■ Records from a data source
** Begin **

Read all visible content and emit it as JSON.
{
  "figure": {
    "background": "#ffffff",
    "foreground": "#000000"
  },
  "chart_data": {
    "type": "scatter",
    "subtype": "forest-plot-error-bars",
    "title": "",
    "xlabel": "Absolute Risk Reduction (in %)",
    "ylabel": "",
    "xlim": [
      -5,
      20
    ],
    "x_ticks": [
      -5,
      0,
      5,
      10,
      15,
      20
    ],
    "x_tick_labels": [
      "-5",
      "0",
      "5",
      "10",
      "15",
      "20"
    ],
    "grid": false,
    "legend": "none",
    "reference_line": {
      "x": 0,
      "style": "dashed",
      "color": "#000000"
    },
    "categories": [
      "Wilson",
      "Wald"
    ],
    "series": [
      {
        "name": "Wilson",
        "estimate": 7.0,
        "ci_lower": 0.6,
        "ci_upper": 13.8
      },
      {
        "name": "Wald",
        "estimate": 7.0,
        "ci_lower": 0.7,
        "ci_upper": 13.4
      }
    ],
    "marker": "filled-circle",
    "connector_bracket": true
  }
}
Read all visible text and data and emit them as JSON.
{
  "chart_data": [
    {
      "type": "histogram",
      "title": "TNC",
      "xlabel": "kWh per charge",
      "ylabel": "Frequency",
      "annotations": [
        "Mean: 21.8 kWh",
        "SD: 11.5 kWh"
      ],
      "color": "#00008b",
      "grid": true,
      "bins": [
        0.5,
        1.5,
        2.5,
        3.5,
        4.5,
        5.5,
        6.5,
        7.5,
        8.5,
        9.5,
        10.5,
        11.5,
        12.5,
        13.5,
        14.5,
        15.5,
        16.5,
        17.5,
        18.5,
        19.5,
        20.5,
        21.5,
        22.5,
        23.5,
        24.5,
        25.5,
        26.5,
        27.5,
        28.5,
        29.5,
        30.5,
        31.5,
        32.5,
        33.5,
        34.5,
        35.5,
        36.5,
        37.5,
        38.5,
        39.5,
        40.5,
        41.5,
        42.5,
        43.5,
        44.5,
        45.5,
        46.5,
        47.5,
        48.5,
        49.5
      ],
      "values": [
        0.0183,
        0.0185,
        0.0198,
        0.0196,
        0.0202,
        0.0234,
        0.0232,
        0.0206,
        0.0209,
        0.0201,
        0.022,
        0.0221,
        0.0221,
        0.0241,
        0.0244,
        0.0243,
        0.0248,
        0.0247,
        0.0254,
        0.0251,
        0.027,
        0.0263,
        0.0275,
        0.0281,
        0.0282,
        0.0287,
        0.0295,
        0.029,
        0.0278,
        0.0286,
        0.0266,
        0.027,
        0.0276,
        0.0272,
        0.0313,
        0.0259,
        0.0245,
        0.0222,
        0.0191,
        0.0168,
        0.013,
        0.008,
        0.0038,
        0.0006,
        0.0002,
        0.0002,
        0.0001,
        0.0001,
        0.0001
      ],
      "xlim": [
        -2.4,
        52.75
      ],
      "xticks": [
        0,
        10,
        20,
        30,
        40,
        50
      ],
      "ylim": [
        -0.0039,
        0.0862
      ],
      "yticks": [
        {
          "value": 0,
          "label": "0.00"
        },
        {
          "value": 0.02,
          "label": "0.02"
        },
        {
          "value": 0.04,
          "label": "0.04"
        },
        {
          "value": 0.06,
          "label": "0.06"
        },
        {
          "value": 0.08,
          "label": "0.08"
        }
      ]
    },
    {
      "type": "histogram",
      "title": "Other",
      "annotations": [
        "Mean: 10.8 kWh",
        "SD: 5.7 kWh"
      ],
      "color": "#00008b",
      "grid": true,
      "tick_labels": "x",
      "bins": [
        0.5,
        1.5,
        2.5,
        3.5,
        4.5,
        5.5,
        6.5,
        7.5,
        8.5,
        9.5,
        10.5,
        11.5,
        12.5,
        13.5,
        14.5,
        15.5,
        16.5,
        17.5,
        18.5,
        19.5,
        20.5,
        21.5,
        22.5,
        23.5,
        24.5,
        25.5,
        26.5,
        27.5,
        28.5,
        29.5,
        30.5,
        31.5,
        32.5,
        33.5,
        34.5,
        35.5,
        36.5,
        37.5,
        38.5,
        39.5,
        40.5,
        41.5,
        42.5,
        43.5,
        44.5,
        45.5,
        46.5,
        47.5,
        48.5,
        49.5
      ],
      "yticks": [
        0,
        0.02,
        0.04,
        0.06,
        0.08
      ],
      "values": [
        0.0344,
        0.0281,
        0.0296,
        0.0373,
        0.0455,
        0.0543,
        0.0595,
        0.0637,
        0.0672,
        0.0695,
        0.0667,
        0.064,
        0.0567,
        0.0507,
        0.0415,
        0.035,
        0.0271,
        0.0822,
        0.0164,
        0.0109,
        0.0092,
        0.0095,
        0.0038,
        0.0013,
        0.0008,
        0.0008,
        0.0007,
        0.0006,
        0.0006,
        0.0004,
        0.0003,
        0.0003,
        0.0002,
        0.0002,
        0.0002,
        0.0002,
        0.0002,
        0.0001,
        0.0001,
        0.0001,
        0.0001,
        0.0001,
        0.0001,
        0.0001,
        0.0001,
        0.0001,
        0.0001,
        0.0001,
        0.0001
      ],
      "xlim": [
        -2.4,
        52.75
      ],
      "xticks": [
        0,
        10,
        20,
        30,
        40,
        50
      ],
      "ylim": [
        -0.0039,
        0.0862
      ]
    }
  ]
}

** End **

■ Work instructions
Repeat the records above in full, character for character.

■ Task solution
Read all visible content and emit it as JSON.
{
  "figure": {
    "background": "#ffffff",
    "foreground": "#000000"
  },
  "chart_data": {
    "type": "scatter",
    "subtype": "forest-plot-error-bars",
    "title": "",
    "xlabel": "Absolute Risk Reduction (in %)",
    "ylabel": "",
    "xlim": [
      -5,
      20
    ],
    "x_ticks": [
      -5,
      0,
      5,
      10,
      15,
      20
    ],
    "x_tick_labels": [
      "-5",
      "0",
      "5",
      "10",
      "15",
      "20"
    ],
    "grid": false,
    "legend": "none",
    "reference_line": {
      "x": 0,
      "style": "dashed",
      "color": "#000000"
    },
    "categories": [
      "Wilson",
      "Wald"
    ],
    "series": [
      {
        "name": "Wilson",
        "estimate": 7.0,
        "ci_lower": 0.6,
        "ci_upper": 13.8
      },
      {
        "name": "Wald",
        "estimate": 7.0,
        "ci_lower": 0.7,
        "ci_upper": 13.4
      }
    ],
    "marker": "filled-circle",
    "connector_bracket": true
  }
}
Read all visible text and data and emit them as JSON.
{
  "chart_data": [
    {
      "type": "histogram",
      "title": "TNC",
      "xlabel": "kWh per charge",
      "ylabel": "Frequency",
      "annotations": [
        "Mean: 21.8 kWh",
        "SD: 11.5 kWh"
      ],
      "color": "#00008b",
      "grid": true,
      "bins": [
        0.5,
        1.5,
        2.5,
        3.5,
        4.5,
        5.5,
        6.5,
        7.5,
        8.5,
        9.5,
        10.5,
        11.5,
        12.5,
        13.5,
        14.5,
        15.5,
        16.5,
        17.5,
        18.5,
        19.5,
        20.5,
        21.5,
        22.5,
        23.5,
        24.5,
        25.5,
        26.5,
        27.5,
        28.5,
        29.5,
        30.5,
        31.5,
        32.5,
        33.5,
        34.5,
        35.5,
        36.5,
        37.5,
        38.5,
        39.5,
        40.5,
        41.5,
        42.5,
        43.5,
        44.5,
        45.5,
        46.5,
        47.5,
        48.5,
        49.5
      ],
      "values": [
        0.0183,
        0.0185,
        0.0198,
        0.0196,
        0.0202,
        0.0234,
        0.0232,
        0.0206,
        0.0209,
        0.0201,
        0.022,
        0.0221,
        0.0221,
        0.0241,
        0.0244,
        0.0243,
        0.0248,
        0.0247,
        0.0254,
        0.0251,
        0.027,
        0.0263,
        0.0275,
        0.0281,
        0.0282,
        0.0287,
        0.0295,
        0.029,
        0.0278,
        0.0286,
        0.0266,
        0.027,
        0.0276,
        0.0272,
        0.0313,
        0.0259,
        0.0245,
        0.0222,
        0.0191,
        0.0168,
        0.013,
        0.008,
        0.0038,
        0.0006,
        0.0002,
        0.0002,
        0.0001,
        0.0001,
        0.0001
      ],
      "xlim": [
        -2.4,
        52.75
      ],
      "xticks": [
        0,
        10,
        20,
        30,
        40,
        50
      ],
      "ylim": [
        -0.0039,
        0.0862
      ],
      "yticks": [
        {
          "value": 0,
          "label": "0.00"
        },
        {
          "value": 0.02,
          "label": "0.02"
        },
        {
          "value": 0.04,
          "label": "0.04"
        },
        {
          "value": 0.06,
          "label": "0.06"
        },
        {
          "value": 0.08,
          "label": "0.08"
        }
      ]
    },
    {
      "type": "histogram",
      "title": "Other",
      "annotations": [
        "Mean: 10.8 kWh",
        "SD: 5.7 kWh"
      ],
      "color": "#00008b",
      "grid": true,
      "tick_labels": "x",
      "bins": [
        0.5,
        1.5,
        2.5,
        3.5,
        4.5,
        5.5,
        6.5,
        7.5,
        8.5,
        9.5,
        10.5,
        11.5,
        12.5,
        13.5,
        14.5,
        15.5,
        16.5,
        17.5,
        18.5,
        19.5,
        20.5,
        21.5,
        22.5,
        23.5,
        24.5,
        25.5,
        26.5,
        27.5,
        28.5,
        29.5,
        30.5,
        31.5,
        32.5,
        33.5,
        34.5,
        35.5,
        36.5,
        37.5,
        38.5,
        39.5,
        40.5,
        41.5,
        42.5,
        43.5,
        44.5,
        45.5,
        46.5,
        47.5,
        48.5,
        49.5
      ],
      "yticks": [
        0,
        0.02,
        0.04,
        0.06,
        0.08
      ],
      "values": [
        0.0344,
        0.0281,
        0.0296,
        0.0373,
        0.0455,
        0.0543,
        0.0595,
        0.0637,
        0.0672,
        0.0695,
        0.0667,
        0.064,
        0.0567,
        0.0507,
        0.0415,
        0.035,
        0.0271,
        0.0822,
        0.0164,
        0.0109,
        0.0092,
        0.0095,
        0.0038,
        0.0013,
        0.0008,
        0.0008,
        0.0007,
        0.0006,
        0.0006,
        0.0004,
        0.0003,
        0.0003,
        0.0002,
        0.0002,
        0.0002,
        0.0002,
        0.0002,
        0.0001,
        0.0001,
        0.0001,
        0.0001,
        0.0001,
        0.0001,
        0.0001,
        0.0001,
        0.0001,
        0.0001,
        0.0001,
        0.0001
      ],
      "xlim": [
        -2.4,
        52.75
      ],
      "xticks": [
        0,
        10,
        20,
        30,
        40,
        50
      ],
      "ylim": [
        -0.0039,
        0.0862
      ]
    }
  ]
}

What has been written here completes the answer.